Saved data entries
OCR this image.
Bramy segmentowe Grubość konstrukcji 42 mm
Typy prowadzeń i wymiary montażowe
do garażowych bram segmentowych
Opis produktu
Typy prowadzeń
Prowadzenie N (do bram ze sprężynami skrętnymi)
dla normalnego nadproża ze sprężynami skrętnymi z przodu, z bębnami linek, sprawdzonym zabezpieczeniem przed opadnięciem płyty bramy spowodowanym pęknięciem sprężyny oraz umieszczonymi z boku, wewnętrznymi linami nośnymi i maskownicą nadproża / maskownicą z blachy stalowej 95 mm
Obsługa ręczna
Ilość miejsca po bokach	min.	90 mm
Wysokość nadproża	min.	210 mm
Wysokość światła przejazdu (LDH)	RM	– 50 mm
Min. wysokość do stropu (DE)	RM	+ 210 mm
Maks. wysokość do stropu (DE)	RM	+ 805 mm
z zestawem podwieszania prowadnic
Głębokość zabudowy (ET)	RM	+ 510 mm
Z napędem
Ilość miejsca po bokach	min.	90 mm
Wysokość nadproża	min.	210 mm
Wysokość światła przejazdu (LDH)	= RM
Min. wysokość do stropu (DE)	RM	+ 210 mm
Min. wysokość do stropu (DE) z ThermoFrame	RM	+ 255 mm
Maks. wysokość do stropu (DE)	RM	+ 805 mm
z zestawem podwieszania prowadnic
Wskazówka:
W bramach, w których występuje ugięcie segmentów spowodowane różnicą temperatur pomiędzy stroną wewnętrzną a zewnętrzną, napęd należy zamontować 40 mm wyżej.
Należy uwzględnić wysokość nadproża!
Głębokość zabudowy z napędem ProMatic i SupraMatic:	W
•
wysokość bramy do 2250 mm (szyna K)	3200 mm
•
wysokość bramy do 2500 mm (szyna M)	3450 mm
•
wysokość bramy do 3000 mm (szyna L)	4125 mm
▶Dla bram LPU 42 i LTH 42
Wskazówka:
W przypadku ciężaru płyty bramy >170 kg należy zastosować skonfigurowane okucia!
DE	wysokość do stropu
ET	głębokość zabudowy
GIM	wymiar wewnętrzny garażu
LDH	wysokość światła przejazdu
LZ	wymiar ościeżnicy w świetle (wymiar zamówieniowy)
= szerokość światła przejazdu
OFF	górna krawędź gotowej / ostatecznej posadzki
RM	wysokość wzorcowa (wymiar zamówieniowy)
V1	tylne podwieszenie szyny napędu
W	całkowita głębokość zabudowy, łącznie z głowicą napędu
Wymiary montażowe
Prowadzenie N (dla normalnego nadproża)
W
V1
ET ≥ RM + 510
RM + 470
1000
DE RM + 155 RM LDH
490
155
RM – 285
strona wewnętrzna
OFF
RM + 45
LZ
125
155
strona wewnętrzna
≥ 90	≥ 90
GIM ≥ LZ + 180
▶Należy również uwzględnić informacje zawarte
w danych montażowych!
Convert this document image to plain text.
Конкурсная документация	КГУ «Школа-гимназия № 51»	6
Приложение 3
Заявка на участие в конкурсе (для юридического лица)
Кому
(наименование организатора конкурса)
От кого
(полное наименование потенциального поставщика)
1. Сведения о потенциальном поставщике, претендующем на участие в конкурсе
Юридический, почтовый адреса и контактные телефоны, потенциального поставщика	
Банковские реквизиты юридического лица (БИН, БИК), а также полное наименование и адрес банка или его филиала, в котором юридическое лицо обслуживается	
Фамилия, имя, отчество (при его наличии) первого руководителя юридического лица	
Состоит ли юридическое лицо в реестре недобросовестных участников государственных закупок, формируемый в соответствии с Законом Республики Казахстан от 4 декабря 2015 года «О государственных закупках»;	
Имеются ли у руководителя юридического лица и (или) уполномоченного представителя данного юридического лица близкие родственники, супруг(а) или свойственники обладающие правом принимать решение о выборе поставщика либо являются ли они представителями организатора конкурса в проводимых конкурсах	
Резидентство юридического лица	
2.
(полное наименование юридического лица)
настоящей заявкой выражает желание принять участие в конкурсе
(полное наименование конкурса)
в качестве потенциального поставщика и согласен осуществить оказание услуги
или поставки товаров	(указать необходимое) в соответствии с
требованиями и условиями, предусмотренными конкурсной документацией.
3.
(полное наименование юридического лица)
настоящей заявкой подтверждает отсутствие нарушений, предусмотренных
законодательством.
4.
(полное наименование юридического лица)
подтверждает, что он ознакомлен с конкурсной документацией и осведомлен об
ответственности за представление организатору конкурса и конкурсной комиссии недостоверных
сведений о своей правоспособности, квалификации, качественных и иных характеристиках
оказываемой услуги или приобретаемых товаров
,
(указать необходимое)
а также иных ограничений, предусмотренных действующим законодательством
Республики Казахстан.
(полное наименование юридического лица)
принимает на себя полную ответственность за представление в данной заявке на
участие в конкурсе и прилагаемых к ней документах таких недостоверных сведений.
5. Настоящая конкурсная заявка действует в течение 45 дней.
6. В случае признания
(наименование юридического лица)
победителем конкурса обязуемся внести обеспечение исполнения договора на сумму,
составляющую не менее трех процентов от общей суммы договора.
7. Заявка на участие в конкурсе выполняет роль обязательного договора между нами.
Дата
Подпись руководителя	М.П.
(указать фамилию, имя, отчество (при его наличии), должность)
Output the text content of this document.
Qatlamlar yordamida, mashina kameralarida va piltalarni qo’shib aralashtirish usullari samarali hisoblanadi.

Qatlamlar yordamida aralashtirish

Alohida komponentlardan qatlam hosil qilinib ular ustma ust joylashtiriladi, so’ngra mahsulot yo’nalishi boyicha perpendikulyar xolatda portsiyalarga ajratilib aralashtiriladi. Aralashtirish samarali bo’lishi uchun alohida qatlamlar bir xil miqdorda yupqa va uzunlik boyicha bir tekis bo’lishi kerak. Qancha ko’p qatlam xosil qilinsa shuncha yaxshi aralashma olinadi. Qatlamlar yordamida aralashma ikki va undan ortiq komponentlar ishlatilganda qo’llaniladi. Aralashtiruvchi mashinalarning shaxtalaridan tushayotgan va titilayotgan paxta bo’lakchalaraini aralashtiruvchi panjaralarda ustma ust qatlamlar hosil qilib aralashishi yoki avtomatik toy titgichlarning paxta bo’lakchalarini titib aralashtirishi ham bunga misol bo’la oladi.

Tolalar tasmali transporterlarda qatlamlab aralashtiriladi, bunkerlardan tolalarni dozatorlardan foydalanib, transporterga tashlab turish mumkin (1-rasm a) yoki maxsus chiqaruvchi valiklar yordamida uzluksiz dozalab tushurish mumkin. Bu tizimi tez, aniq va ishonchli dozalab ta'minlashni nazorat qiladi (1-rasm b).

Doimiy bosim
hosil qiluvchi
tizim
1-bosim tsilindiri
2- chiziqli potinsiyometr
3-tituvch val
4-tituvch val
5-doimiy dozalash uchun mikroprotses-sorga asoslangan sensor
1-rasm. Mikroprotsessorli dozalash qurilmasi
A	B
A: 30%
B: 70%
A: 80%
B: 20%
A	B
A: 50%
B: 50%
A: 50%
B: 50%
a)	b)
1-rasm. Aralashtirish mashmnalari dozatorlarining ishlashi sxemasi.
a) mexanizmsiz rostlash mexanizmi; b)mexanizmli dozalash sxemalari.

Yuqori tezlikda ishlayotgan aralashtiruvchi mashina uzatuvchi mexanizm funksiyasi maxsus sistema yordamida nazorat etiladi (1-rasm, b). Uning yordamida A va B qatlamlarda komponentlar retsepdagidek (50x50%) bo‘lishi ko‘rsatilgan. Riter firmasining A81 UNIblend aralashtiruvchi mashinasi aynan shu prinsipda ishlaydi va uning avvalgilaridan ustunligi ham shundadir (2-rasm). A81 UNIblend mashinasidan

→ Work to do: The records above should all be quoted exactly, please.

→ Task answer:
OCR this image.
Bramy segmentowe Grubość konstrukcji 42 mm
Typy prowadzeń i wymiary montażowe
do garażowych bram segmentowych
Opis produktu
Typy prowadzeń
Prowadzenie N (do bram ze sprężynami skrętnymi)
dla normalnego nadproża ze sprężynami skrętnymi z przodu, z bębnami linek, sprawdzonym zabezpieczeniem przed opadnięciem płyty bramy spowodowanym pęknięciem sprężyny oraz umieszczonymi z boku, wewnętrznymi linami nośnymi i maskownicą nadproża / maskownicą z blachy stalowej 95 mm
Obsługa ręczna
Ilość miejsca po bokach	min.	90 mm
Wysokość nadproża	min.	210 mm
Wysokość światła przejazdu (LDH)	RM	– 50 mm
Min. wysokość do stropu (DE)	RM	+ 210 mm
Maks. wysokość do stropu (DE)	RM	+ 805 mm
z zestawem podwieszania prowadnic
Głębokość zabudowy (ET)	RM	+ 510 mm
Z napędem
Ilość miejsca po bokach	min.	90 mm
Wysokość nadproża	min.	210 mm
Wysokość światła przejazdu (LDH)	= RM
Min. wysokość do stropu (DE)	RM	+ 210 mm
Min. wysokość do stropu (DE) z ThermoFrame	RM	+ 255 mm
Maks. wysokość do stropu (DE)	RM	+ 805 mm
z zestawem podwieszania prowadnic
Wskazówka:
W bramach, w których występuje ugięcie segmentów spowodowane różnicą temperatur pomiędzy stroną wewnętrzną a zewnętrzną, napęd należy zamontować 40 mm wyżej.
Należy uwzględnić wysokość nadproża!
Głębokość zabudowy z napędem ProMatic i SupraMatic:	W
•
wysokość bramy do 2250 mm (szyna K)	3200 mm
•
wysokość bramy do 2500 mm (szyna M)	3450 mm
•
wysokość bramy do 3000 mm (szyna L)	4125 mm
▶Dla bram LPU 42 i LTH 42
Wskazówka:
W przypadku ciężaru płyty bramy >170 kg należy zastosować skonfigurowane okucia!
DE	wysokość do stropu
ET	głębokość zabudowy
GIM	wymiar wewnętrzny garażu
LDH	wysokość światła przejazdu
LZ	wymiar ościeżnicy w świetle (wymiar zamówieniowy)
= szerokość światła przejazdu
OFF	górna krawędź gotowej / ostatecznej posadzki
RM	wysokość wzorcowa (wymiar zamówieniowy)
V1	tylne podwieszenie szyny napędu
W	całkowita głębokość zabudowy, łącznie z głowicą napędu
Wymiary montażowe
Prowadzenie N (dla normalnego nadproża)
W
V1
ET ≥ RM + 510
RM + 470
1000
DE RM + 155 RM LDH
490
155
RM – 285
strona wewnętrzna
OFF
RM + 45
LZ
125
155
strona wewnętrzna
≥ 90	≥ 90
GIM ≥ LZ + 180
▶Należy również uwzględnić informacje zawarte
w danych montażowych!
Convert this document image to plain text.
Конкурсная документация	КГУ «Школа-гимназия № 51»	6
Приложение 3
Заявка на участие в конкурсе (для юридического лица)
Кому
(наименование организатора конкурса)
От кого
(полное наименование потенциального поставщика)
1. Сведения о потенциальном поставщике, претендующем на участие в конкурсе
Юридический, почтовый адреса и контактные телефоны, потенциального поставщика	
Банковские реквизиты юридического лица (БИН, БИК), а также полное наименование и адрес банка или его филиала, в котором юридическое лицо обслуживается	
Фамилия, имя, отчество (при его наличии) первого руководителя юридического лица	
Состоит ли юридическое лицо в реестре недобросовестных участников государственных закупок, формируемый в соответствии с Законом Республики Казахстан от 4 декабря 2015 года «О государственных закупках»;	
Имеются ли у руководителя юридического лица и (или) уполномоченного представителя данного юридического лица близкие родственники, супруг(а) или свойственники обладающие правом принимать решение о выборе поставщика либо являются ли они представителями организатора конкурса в проводимых конкурсах	
Резидентство юридического лица	
2.
(полное наименование юридического лица)
настоящей заявкой выражает желание принять участие в конкурсе
(полное наименование конкурса)
в качестве потенциального поставщика и согласен осуществить оказание услуги
или поставки товаров	(указать необходимое) в соответствии с
требованиями и условиями, предусмотренными конкурсной документацией.
3.
(полное наименование юридического лица)
настоящей заявкой подтверждает отсутствие нарушений, предусмотренных
законодательством.
4.
(полное наименование юридического лица)
подтверждает, что он ознакомлен с конкурсной документацией и осведомлен об
ответственности за представление организатору конкурса и конкурсной комиссии недостоверных
сведений о своей правоспособности, квалификации, качественных и иных характеристиках
оказываемой услуги или приобретаемых товаров
,
(указать необходимое)
а также иных ограничений, предусмотренных действующим законодательством
Республики Казахстан.
(полное наименование юридического лица)
принимает на себя полную ответственность за представление в данной заявке на
участие в конкурсе и прилагаемых к ней документах таких недостоверных сведений.
5. Настоящая конкурсная заявка действует в течение 45 дней.
6. В случае признания
(наименование юридического лица)
победителем конкурса обязуемся внести обеспечение исполнения договора на сумму,
составляющую не менее трех процентов от общей суммы договора.
7. Заявка на участие в конкурсе выполняет роль обязательного договора между нами.
Дата
Подпись руководителя	М.П.
(указать фамилию, имя, отчество (при его наличии), должность)
Output the text content of this document.
Qatlamlar yordamida, mashina kameralarida va piltalarni qo’shib aralashtirish usullari samarali hisoblanadi.

Qatlamlar yordamida aralashtirish

Alohida komponentlardan qatlam hosil qilinib ular ustma ust joylashtiriladi, so’ngra mahsulot yo’nalishi boyicha perpendikulyar xolatda portsiyalarga ajratilib aralashtiriladi. Aralashtirish samarali bo’lishi uchun alohida qatlamlar bir xil miqdorda yupqa va uzunlik boyicha bir tekis bo’lishi kerak. Qancha ko’p qatlam xosil qilinsa shuncha yaxshi aralashma olinadi. Qatlamlar yordamida aralashma ikki va undan ortiq komponentlar ishlatilganda qo’llaniladi. Aralashtiruvchi mashinalarning shaxtalaridan tushayotgan va titilayotgan paxta bo’lakchalaraini aralashtiruvchi panjaralarda ustma ust qatlamlar hosil qilib aralashishi yoki avtomatik toy titgichlarning paxta bo’lakchalarini titib aralashtirishi ham bunga misol bo’la oladi.

Tolalar tasmali transporterlarda qatlamlab aralashtiriladi, bunkerlardan tolalarni dozatorlardan foydalanib, transporterga tashlab turish mumkin (1-rasm a) yoki maxsus chiqaruvchi valiklar yordamida uzluksiz dozalab tushurish mumkin. Bu tizimi tez, aniq va ishonchli dozalab ta'minlashni nazorat qiladi (1-rasm b).

Doimiy bosim
hosil qiluvchi
tizim
1-bosim tsilindiri
2- chiziqli potinsiyometr
3-tituvch val
4-tituvch val
5-doimiy dozalash uchun mikroprotses-sorga asoslangan sensor
1-rasm. Mikroprotsessorli dozalash qurilmasi
A	B
A: 30%
B: 70%
A: 80%
B: 20%
A	B
A: 50%
B: 50%
A: 50%
B: 50%
a)	b)
1-rasm. Aralashtirish mashmnalari dozatorlarining ishlashi sxemasi.
a) mexanizmsiz rostlash mexanizmi; b)mexanizmli dozalash sxemalari.

Yuqori tezlikda ishlayotgan aralashtiruvchi mashina uzatuvchi mexanizm funksiyasi maxsus sistema yordamida nazorat etiladi (1-rasm, b). Uning yordamida A va B qatlamlarda komponentlar retsepdagidek (50x50%) bo‘lishi ko‘rsatilgan. Riter firmasining A81 UNIblend aralashtiruvchi mashinasi aynan shu prinsipda ishlaydi va uning avvalgilaridan ustunligi ham shundadir (2-rasm). A81 UNIblend mashinasidan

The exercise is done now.